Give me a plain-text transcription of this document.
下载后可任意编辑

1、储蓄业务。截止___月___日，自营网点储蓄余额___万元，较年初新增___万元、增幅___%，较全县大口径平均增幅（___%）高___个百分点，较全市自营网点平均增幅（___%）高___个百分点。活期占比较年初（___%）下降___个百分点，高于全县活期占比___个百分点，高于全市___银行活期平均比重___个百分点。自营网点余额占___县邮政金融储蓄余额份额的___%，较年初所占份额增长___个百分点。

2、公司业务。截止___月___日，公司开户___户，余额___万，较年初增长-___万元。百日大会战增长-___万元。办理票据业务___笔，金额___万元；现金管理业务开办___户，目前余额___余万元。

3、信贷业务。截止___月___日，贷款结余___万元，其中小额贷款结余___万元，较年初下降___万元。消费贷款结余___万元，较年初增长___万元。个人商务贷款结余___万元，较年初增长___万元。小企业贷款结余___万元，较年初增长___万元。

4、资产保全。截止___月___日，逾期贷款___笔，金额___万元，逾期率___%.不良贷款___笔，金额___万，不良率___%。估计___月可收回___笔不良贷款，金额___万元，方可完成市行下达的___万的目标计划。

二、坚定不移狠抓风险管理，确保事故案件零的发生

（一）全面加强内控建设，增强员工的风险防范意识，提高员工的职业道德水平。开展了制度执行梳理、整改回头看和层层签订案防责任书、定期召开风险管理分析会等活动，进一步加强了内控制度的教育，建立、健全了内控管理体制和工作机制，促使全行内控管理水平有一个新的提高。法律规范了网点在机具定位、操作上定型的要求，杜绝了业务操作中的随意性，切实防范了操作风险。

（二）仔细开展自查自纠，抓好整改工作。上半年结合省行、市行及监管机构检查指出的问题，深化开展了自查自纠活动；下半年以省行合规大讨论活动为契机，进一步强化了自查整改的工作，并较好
------------------------------------------------
SET EXERCISE> All of the material above needs to be retyped word for word.

OUTPUT>
Give me a plain-text transcription of this document.
下载后可任意编辑

1、储蓄业务。截止___月___日，自营网点储蓄余额___万元，较年初新增___万元、增幅___%，较全县大口径平均增幅（___%）高___个百分点，较全市自营网点平均增幅（___%）高___个百分点。活期占比较年初（___%）下降___个百分点，高于全县活期占比___个百分点，高于全市___银行活期平均比重___个百分点。自营网点余额占___县邮政金融储蓄余额份额的___%，较年初所占份额增长___个百分点。

2、公司业务。截止___月___日，公司开户___户，余额___万，较年初增长-___万元。百日大会战增长-___万元。办理票据业务___笔，金额___万元；现金管理业务开办___户，目前余额___余万元。

3、信贷业务。截止___月___日，贷款结余___万元，其中小额贷款结余___万元，较年初下降___万元。消费贷款结余___万元，较年初增长___万元。个人商务贷款结余___万元，较年初增长___万元。小企业贷款结余___万元，较年初增长___万元。

4、资产保全。截止___月___日，逾期贷款___笔，金额___万元，逾期率___%.不良贷款___笔，金额___万，不良率___%。估计___月可收回___笔不良贷款，金额___万元，方可完成市行下达的___万的目标计划。

二、坚定不移狠抓风险管理，确保事故案件零的发生

（一）全面加强内控建设，增强员工的风险防范意识，提高员工的职业道德水平。开展了制度执行梳理、整改回头看和层层签订案防责任书、定期召开风险管理分析会等活动，进一步加强了内控制度的教育，建立、健全了内控管理体制和工作机制，促使全行内控管理水平有一个新的提高。法律规范了网点在机具定位、操作上定型的要求，杜绝了业务操作中的随意性，切实防范了操作风险。

（二）仔细开展自查自纠，抓好整改工作。上半年结合省行、市行及监管机构检查指出的问题，深化开展了自查自纠活动；下半年以省行合规大讨论活动为契机，进一步强化了自查整改的工作，并较好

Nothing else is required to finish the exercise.